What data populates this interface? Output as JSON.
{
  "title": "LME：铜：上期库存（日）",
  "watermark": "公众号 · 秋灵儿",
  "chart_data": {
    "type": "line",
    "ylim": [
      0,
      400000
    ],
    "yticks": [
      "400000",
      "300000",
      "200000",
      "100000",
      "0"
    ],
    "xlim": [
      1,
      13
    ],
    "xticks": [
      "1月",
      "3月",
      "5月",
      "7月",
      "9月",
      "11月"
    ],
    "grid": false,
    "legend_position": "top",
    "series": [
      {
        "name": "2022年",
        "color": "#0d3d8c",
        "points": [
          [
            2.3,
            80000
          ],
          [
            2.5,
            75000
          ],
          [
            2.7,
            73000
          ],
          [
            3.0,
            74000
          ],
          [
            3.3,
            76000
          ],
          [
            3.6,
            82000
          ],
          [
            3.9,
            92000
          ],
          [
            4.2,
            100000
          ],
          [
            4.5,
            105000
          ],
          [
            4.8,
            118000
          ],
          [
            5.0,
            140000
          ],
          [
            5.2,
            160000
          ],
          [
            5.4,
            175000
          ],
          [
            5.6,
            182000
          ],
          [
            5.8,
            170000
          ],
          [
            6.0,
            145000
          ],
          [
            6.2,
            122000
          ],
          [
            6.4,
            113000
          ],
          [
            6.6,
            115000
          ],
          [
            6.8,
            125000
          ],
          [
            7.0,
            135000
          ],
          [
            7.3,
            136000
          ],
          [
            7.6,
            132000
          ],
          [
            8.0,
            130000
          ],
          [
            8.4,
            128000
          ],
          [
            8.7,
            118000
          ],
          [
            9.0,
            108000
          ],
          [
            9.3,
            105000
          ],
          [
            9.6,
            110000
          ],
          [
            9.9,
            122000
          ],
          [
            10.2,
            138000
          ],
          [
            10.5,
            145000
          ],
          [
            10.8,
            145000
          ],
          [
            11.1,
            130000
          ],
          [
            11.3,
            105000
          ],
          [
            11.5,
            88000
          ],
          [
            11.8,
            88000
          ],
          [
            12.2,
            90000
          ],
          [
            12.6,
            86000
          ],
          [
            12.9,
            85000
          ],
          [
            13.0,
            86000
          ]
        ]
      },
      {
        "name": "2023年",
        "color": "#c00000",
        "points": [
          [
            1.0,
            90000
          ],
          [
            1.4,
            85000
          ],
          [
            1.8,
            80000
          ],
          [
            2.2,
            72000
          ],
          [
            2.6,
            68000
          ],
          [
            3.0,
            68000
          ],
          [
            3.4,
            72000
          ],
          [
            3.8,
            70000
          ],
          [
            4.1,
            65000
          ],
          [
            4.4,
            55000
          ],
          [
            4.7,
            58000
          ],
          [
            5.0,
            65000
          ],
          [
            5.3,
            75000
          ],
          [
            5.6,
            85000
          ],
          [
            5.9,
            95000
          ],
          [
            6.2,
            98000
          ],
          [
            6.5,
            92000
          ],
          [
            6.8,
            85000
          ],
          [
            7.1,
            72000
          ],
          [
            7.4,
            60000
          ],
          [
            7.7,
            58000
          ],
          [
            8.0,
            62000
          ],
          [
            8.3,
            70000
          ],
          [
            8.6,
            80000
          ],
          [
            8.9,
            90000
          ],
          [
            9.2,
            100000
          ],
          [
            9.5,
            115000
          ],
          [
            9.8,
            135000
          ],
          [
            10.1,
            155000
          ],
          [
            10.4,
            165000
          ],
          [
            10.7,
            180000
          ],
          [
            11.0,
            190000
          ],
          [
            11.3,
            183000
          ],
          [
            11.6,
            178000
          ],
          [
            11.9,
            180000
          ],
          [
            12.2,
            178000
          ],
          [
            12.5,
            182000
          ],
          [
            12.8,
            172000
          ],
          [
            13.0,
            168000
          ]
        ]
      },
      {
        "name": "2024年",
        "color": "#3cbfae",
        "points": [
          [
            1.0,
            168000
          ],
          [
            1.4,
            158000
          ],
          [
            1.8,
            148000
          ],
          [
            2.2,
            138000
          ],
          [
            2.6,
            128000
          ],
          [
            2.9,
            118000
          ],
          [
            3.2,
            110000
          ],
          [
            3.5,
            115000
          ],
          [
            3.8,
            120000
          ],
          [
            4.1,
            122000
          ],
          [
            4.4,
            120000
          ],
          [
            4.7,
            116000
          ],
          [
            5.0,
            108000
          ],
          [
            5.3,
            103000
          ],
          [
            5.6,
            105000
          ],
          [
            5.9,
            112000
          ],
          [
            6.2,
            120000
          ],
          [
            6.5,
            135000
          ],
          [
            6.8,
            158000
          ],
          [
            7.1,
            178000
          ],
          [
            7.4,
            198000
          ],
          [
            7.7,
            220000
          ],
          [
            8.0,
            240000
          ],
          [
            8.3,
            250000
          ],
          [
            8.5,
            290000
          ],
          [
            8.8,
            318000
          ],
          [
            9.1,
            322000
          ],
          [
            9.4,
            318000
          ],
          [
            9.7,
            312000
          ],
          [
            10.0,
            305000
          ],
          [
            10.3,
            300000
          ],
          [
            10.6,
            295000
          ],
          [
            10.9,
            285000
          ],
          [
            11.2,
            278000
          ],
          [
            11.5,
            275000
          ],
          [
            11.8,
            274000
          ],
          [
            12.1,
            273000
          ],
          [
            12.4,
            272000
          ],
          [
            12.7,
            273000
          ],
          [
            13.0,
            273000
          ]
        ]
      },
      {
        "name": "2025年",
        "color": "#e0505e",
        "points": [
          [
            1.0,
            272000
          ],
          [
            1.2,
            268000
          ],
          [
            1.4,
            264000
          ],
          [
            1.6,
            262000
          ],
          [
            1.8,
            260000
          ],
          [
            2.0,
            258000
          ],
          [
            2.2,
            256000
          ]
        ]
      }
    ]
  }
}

**TASK:** Determine how many lines of the listing above hold the word "name". Report that number without anything else.

**EXERCISE ANSWER:** 4